WHAT THE EXERCISE ASKS
Reproduce verbatim every line, starting with the line that contains "list-item: [165, 958, 753, 975]" and ending with the line that contains "text-line: fremmedsprogstolkning for", with both of those lines included.

[Image region annotations]
(begin)

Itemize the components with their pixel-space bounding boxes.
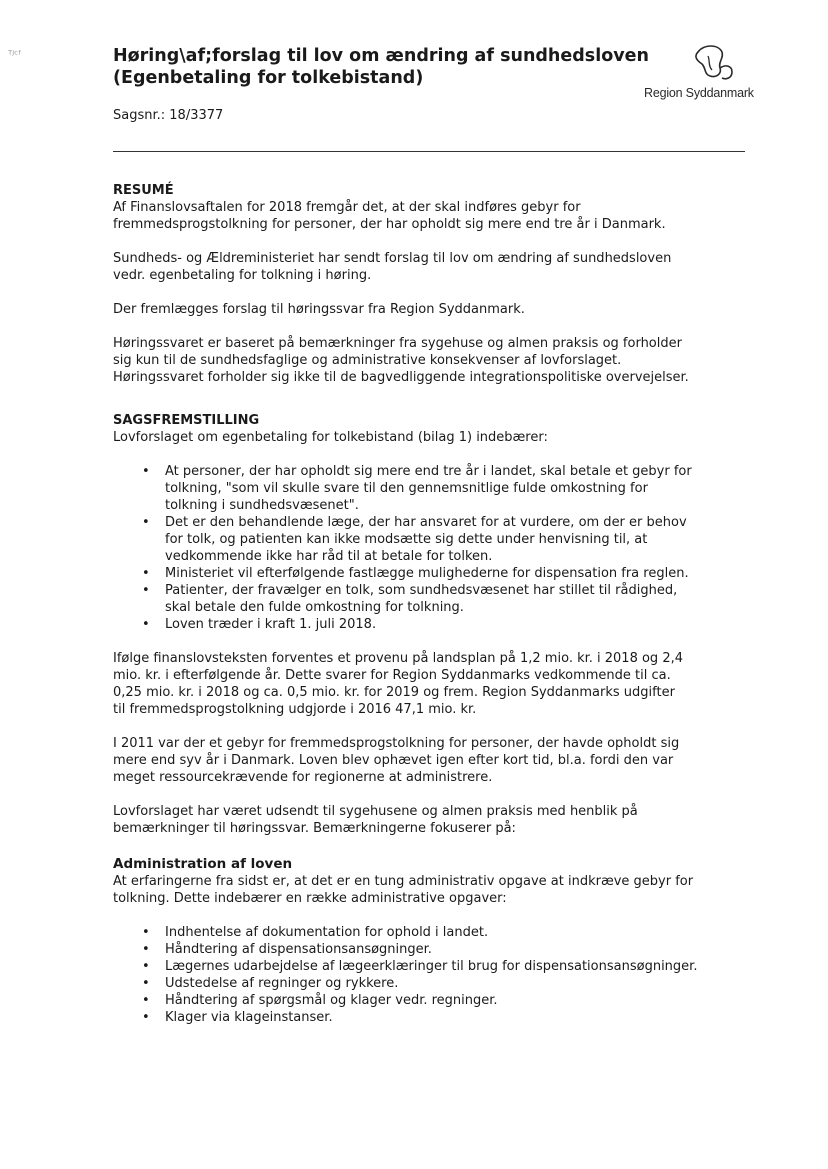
list-item: [165, 958, 753, 975]
text-line: vedkommende ikke har råd til at betale for tolken.: [165, 549, 493, 564]
document-body: [113, 182, 753, 1043]
resume-paragraph: [113, 301, 753, 318]
admin-bullet-list: [113, 924, 753, 1026]
text-line: for tolk, og patienten kan ikke modsætte sig dette under henvisning til, at: [165, 532, 648, 547]
text-line: Lovforslaget har været udsendt til sygehusene og almen praksis med henblik på: [113, 804, 638, 819]
resume-paragraph: [113, 250, 753, 284]
resume-heading: RESUMÉ: [113, 183, 174, 198]
resume-paragraph: [113, 335, 753, 386]
list-item: [165, 975, 753, 992]
resume-paragraph: [113, 199, 753, 233]
text-line: vedr. egenbetaling for tolkning i høring.: [113, 268, 372, 283]
sag-bullet-list: [113, 463, 753, 633]
text-line: Sundheds- og Ældreministeriet har sendt forslag til lov om ændring af sundhedsloven: [113, 251, 672, 266]
text-line: At erfaringerne fra sidst er, at det er en tung administrativ opgave at indkræve gebyr for: [113, 874, 694, 889]
text-line: • Lægernes udarbejdelse af lægeerklæringer til brug for dispensationsansøgninger.: [165, 959, 698, 974]
list-item: [165, 514, 753, 565]
document-title: [113, 45, 653, 89]
text-line: mio. kr. i efterfølgende år. Dette svarer for Region Syddanmarks vedkommende til ca.: [113, 668, 671, 683]
text-line: Ifølge finanslovsteksten forventes et provenu på landsplan på 1,2 mio. kr. i 2018 og 2,4: [113, 651, 683, 666]
text-line: Høringssvaret forholder sig ikke til de bagvedliggende integrationspolitiske overvejelser.: [113, 370, 689, 385]
title-line-1: Høring\af;forslag til lov om ændring af sundhedsloven: [113, 46, 649, 66]
sag-paragraph: [113, 735, 753, 786]
text-line: • Ministeriet vil efterfølgende fastlægge mulighederne for dispensation fra reglen.: [165, 566, 689, 581]
text-line: fremmedsprogstolkning for personer, der har opholdt sig mere end tre år i Danmark.: [113, 217, 666, 232]
text-line: Høringssvaret er baseret på bemærkninger fra sygehuse og almen praksis og forholder: [113, 336, 682, 351]
list-item: [165, 924, 753, 941]
sag-intro: [113, 429, 753, 446]
list-item: [165, 582, 753, 616]
text-line: mere end syv år i Danmark. Loven blev ophævet igen efter kort tid, bl.a. fordi den var: [113, 753, 674, 768]
text-line: skal betale den fulde omkostning for tolkning.: [165, 600, 464, 615]
sag-paragraph: [113, 650, 753, 718]
list-item: [165, 1009, 753, 1026]
case-number: Sagsnr.: 18/3377: [113, 108, 224, 123]
text-line: I 2011 var der et gebyr for fremmedsprogstolkning for personer, der havde opholdt sig: [113, 736, 680, 751]
header-divider: [113, 151, 745, 152]
text-line: bemærkninger til høringssvar. Bemærkningerne fokuserer på:: [113, 821, 516, 836]
text-line: Lovforslaget om egenbetaling for tolkebistand (bilag 1) indebærer:: [113, 430, 548, 445]
text-line: • Det er den behandlende læge, der har ansvaret for at vurdere, om der er behov: [165, 515, 687, 530]
text-line: meget ressourcekrævende for regionerne at administrere.: [113, 770, 493, 785]
text-line: • Patienter, der fravælger en tolk, som sundhedsvæsenet har stillet til rådighed,: [165, 583, 678, 598]
list-item: [165, 941, 753, 958]
list-item: [165, 616, 753, 633]
admin-intro: [113, 873, 753, 907]
sag-paragraph: [113, 803, 753, 837]
administration-heading: Administration af loven: [113, 856, 293, 872]
list-item: [165, 992, 753, 1009]
text-line: Der fremlægges forslag til høringssvar fra Region Syddanmark.: [113, 302, 525, 317]
text-line: 0,25 mio. kr. i 2018 og ca. 0,5 mio. kr. for 2019 og frem. Region Syddanmarks udgifter: [113, 685, 675, 700]
sagsfremstilling-heading: SAGSFREMSTILLING: [113, 413, 260, 428]
region-logo-text: Region Syddanmark: [644, 86, 754, 100]
scan-corner-mark: ᵀʲᶜᶠ: [8, 48, 22, 61]
list-item: [165, 565, 753, 582]
text-line: • At personer, der har opholdt sig mere end tre år i landet, skal betale et gebyr for: [165, 464, 692, 479]
text-line: tolkning i sundhedsvæsenet".: [165, 498, 359, 513]
list-item: [165, 463, 753, 514]
text-line: • Loven træder i kraft 1. juli 2018.: [165, 617, 377, 632]
text-line: • Håndtering af dispensationsansøgninger.: [165, 942, 432, 957]
title-line-2: (Egenbetaling for tolkebistand): [113, 68, 424, 88]
text-line: til fremmedsprogstolkning udgjorde i 2016 47,1 mio. kr.: [113, 702, 477, 717]
text-line: • Udstedelse af regninger og rykkere.: [165, 976, 399, 991]
text-line: sig kun til de sundhedsfaglige og administrative konsekvenser af lovforslaget.: [113, 353, 622, 368]
text-line: • Håndtering af spørgsmål og klager vedr. regninger.: [165, 993, 498, 1008]
text-line: • Klager via klageinstanser.: [165, 1010, 333, 1025]
text-line: tolkning, "som vil skulle svare til den gennemsnitlige fulde omkostning for: [165, 481, 648, 496]
region-logo: [640, 44, 754, 104]
text-line: • Indhentelse af dokumentation for ophold i landet.: [165, 925, 489, 940]
region-logo-icon: [690, 44, 740, 84]
text-line: Af Finanslovsaftalen for 2018 fremgår det, at der skal indføres gebyr for: [113, 200, 581, 215]
text-line: tolkning. Dette indebærer en række administrative opgaver:: [113, 891, 507, 906]
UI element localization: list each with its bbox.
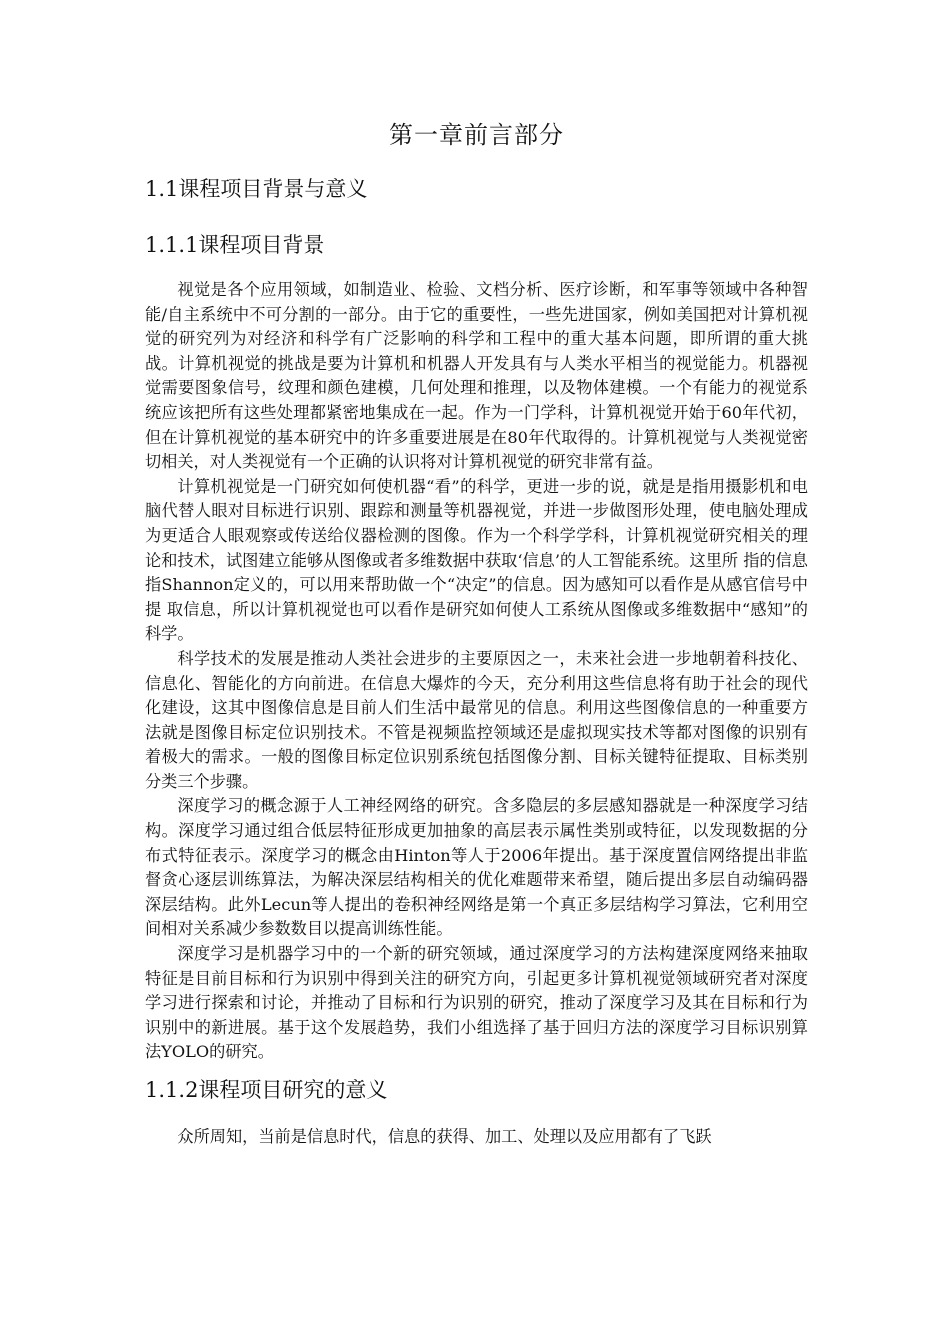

(end)

THE SOLUTION
list-item: [165, 958, 753, 975]
text-line: vedkommende ikke har råd til at betale for tolken.: [165, 549, 493, 564]
document-body: [113, 182, 753, 1043]
resume-paragraph: [113, 301, 753, 318]
admin-bullet-list: [113, 924, 753, 1026]
text-line: for tolk, og patienten kan ikke modsætte sig dette under henvisning til, at: [165, 532, 648, 547]
text-line: Lovforslaget har været udsendt til sygehusene og almen praksis med henblik på: [113, 804, 638, 819]
resume-paragraph: [113, 250, 753, 284]
resume-heading: RESUMÉ: [113, 183, 174, 198]
resume-paragraph: [113, 335, 753, 386]
list-item: [165, 975, 753, 992]
resume-paragraph: [113, 199, 753, 233]
text-line: vedr. egenbetaling for tolkning i høring.: [113, 268, 372, 283]
sag-bullet-list: [113, 463, 753, 633]
text-line: Sundheds- og Ældreministeriet har sendt forslag til lov om ændring af sundhedsloven: [113, 251, 672, 266]
text-line: At erfaringerne fra sidst er, at det er en tung administrativ opgave at indkræve gebyr for: [113, 874, 694, 889]
text-line: • Lægernes udarbejdelse af lægeerklæringer til brug for dispensationsansøgninger.: [165, 959, 698, 974]
list-item: [165, 514, 753, 565]
document-title: [113, 45, 653, 89]
text-line: mio. kr. i efterfølgende år. Dette svarer for Region Syddanmarks vedkommende til ca.: [113, 668, 671, 683]
text-line: Ifølge finanslovsteksten forventes et provenu på landsplan på 1,2 mio. kr. i 2018 og 2,4: [113, 651, 683, 666]
text-line: Høringssvaret forholder sig ikke til de bagvedliggende integrationspolitiske overvejelser.: [113, 370, 689, 385]
title-line-1: Høring\af;forslag til lov om ændring af sundhedsloven: [113, 46, 649, 66]
sag-paragraph: [113, 735, 753, 786]
text-line: • Ministeriet vil efterfølgende fastlægge mulighederne for dispensation fra reglen.: [165, 566, 689, 581]
text-line: fremmedsprogstolkning for personer, der har opholdt sig mere end tre år i Danmark.: [113, 217, 666, 232]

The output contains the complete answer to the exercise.